-------- Data for this exercise --------
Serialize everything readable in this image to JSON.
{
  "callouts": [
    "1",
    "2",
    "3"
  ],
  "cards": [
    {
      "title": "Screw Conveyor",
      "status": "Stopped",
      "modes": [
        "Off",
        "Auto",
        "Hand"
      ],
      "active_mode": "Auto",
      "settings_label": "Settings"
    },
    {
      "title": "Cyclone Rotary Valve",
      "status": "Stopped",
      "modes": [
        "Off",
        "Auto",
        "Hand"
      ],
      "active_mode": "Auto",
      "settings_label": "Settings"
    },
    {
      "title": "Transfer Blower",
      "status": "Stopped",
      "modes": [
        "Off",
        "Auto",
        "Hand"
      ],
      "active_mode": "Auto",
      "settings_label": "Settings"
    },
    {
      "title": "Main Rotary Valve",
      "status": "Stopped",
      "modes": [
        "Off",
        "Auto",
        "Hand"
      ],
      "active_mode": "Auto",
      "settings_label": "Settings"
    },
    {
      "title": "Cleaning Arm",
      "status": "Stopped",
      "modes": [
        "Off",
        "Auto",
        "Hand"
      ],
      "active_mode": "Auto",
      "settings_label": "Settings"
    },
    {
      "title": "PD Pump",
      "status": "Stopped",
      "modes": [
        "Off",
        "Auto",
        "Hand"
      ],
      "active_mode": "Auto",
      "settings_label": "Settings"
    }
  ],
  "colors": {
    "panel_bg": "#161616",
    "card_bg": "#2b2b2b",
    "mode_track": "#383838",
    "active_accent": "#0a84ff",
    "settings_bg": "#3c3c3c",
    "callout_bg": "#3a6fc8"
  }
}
--------
-------- Data for this exercise --------
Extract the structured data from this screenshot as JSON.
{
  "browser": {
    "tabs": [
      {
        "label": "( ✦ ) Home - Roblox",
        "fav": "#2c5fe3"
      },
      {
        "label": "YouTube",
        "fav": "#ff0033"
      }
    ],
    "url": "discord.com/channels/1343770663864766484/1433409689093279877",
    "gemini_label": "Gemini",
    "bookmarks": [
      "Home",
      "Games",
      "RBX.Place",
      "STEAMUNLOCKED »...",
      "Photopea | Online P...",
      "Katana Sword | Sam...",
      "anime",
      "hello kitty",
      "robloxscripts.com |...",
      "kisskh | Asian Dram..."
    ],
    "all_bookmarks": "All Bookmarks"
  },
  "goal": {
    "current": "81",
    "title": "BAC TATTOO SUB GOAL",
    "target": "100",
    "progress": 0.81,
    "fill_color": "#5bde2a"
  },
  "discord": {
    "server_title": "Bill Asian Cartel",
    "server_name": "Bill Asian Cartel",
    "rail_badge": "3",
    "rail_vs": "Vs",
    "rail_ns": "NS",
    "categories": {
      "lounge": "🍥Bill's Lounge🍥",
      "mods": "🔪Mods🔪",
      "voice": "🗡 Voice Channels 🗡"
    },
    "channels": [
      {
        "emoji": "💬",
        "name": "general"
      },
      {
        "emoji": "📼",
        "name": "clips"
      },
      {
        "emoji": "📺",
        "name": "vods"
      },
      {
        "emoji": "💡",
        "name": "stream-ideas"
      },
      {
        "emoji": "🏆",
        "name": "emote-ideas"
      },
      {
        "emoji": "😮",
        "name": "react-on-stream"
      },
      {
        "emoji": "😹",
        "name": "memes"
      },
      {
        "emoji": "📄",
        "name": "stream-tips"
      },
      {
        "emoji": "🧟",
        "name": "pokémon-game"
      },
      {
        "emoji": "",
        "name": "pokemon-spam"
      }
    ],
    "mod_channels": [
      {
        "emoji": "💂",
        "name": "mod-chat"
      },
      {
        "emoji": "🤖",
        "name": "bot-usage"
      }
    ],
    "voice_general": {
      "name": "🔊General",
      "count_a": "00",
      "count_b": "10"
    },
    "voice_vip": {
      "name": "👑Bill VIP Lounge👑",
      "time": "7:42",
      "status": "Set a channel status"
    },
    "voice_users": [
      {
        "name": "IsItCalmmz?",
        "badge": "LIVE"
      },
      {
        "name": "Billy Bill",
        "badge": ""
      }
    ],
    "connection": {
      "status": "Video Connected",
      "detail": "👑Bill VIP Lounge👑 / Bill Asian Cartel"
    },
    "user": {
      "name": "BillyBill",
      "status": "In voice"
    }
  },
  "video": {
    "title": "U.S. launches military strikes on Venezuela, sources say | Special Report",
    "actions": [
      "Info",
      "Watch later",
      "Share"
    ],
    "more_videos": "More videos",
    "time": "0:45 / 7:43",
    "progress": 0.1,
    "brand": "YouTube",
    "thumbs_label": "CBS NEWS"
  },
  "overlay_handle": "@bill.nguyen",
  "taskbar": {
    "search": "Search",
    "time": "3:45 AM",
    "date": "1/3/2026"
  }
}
--------
Find how many of the lines above have the word "emoji" in them. State only that number.

Result for this task
12